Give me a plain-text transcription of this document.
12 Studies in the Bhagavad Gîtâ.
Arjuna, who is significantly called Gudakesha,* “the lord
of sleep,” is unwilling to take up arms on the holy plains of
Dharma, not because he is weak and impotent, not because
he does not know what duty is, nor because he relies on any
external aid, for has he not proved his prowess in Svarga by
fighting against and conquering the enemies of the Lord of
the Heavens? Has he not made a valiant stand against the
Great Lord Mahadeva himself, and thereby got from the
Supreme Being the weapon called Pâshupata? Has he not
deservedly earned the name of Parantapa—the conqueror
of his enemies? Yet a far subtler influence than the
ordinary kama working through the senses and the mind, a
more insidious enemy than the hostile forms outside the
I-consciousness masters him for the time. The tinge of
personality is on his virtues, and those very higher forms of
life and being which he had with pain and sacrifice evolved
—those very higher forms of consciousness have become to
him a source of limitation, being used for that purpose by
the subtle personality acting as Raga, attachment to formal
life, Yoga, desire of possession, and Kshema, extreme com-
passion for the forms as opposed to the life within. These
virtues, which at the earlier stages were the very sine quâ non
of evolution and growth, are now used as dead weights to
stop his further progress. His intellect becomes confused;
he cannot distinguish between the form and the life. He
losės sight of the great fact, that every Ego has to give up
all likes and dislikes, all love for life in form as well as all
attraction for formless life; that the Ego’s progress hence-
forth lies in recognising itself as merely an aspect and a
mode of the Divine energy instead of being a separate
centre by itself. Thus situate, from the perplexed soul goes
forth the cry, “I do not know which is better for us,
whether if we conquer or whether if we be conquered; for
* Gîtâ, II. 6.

◇ ◇ ◇ ◇ ◇

• **What is being asked**
Which lines contain the word "against"? Copy each of them.

• **Solution to the exercise**
fighting against and conquering the enemies of the Lord of
the Heavens? Has he not made a valiant stand against the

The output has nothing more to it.